* **What is being asked**
Exclude the pictures and reproduce the remaining data exactly as written.

-- Begin --

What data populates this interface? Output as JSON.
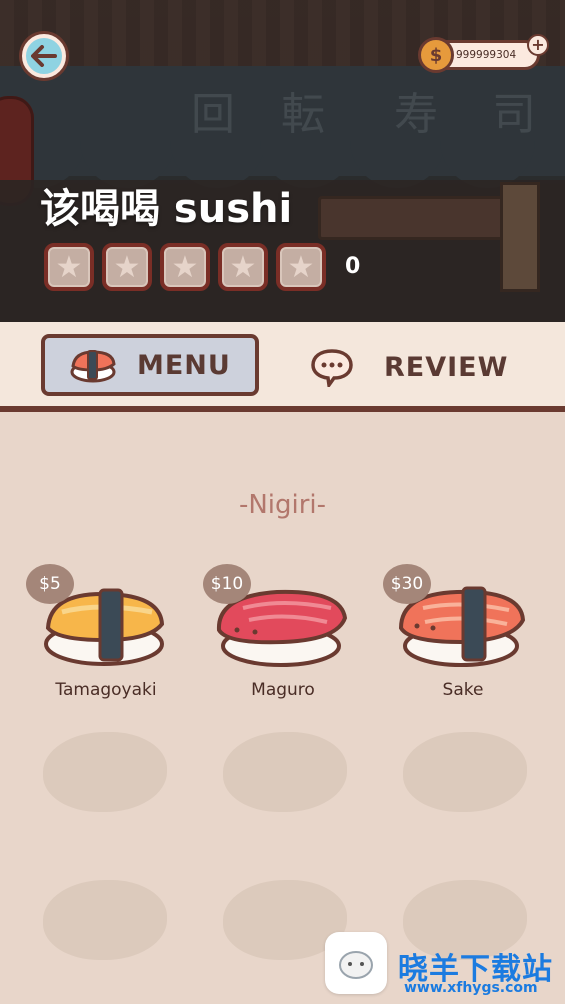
{
  "header": {
    "title": "该喝喝 sushi",
    "coins": "999999304",
    "review_count": "0",
    "stars_filled": 0,
    "stars_total": 5,
    "awning_text": [
      "回",
      "転",
      "寿",
      "司"
    ]
  },
  "tabs": [
    {
      "label": "MENU",
      "icon": "sushi-icon",
      "selected": true
    },
    {
      "label": "REVIEW",
      "icon": "speech-bubble-icon",
      "selected": false
    }
  ],
  "menu": {
    "section_title": "-Nigiri-",
    "items": [
      {
        "name": "Tamagoyaki",
        "price": "$5"
      },
      {
        "name": "Maguro",
        "price": "$10"
      },
      {
        "name": "Sake",
        "price": "$30"
      }
    ]
  },
  "watermark": {
    "title": "晓羊下载站",
    "url": "www.xfhygs.com"
  },
  "colors": {
    "background": "#e8d6ca",
    "accent_border": "#6a3a30",
    "price_badge": "#a48679",
    "section_title": "#b2776c",
    "tab_selected": "#cdd1dc",
    "watermark": "#1b7be0"
  }
}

-- End --

* **Expected answer**
What data populates this interface? Output as JSON.
{
  "header": {
    "title": "该喝喝 sushi",
    "coins": "999999304",
    "review_count": "0",
    "stars_filled": 0,
    "stars_total": 5,
    "awning_text": [
      "回",
      "転",
      "寿",
      "司"
    ]
  },
  "tabs": [
    {
      "label": "MENU",
      "icon": "sushi-icon",
      "selected": true
    },
    {
      "label": "REVIEW",
      "icon": "speech-bubble-icon",
      "selected": false
    }
  ],
  "menu": {
    "section_title": "-Nigiri-",
    "items": [
      {
        "name": "Tamagoyaki",
        "price": "$5"
      },
      {
        "name": "Maguro",
        "price": "$10"
      },
      {
        "name": "Sake",
        "price": "$30"
      }
    ]
  },
  "watermark": {
    "title": "晓羊下载站",
    "url": "www.xfhygs.com"
  },
  "colors": {
    "background": "#e8d6ca",
    "accent_border": "#6a3a30",
    "price_badge": "#a48679",
    "section_title": "#b2776c",
    "tab_selected": "#cdd1dc",
    "watermark": "#1b7be0"
  }
}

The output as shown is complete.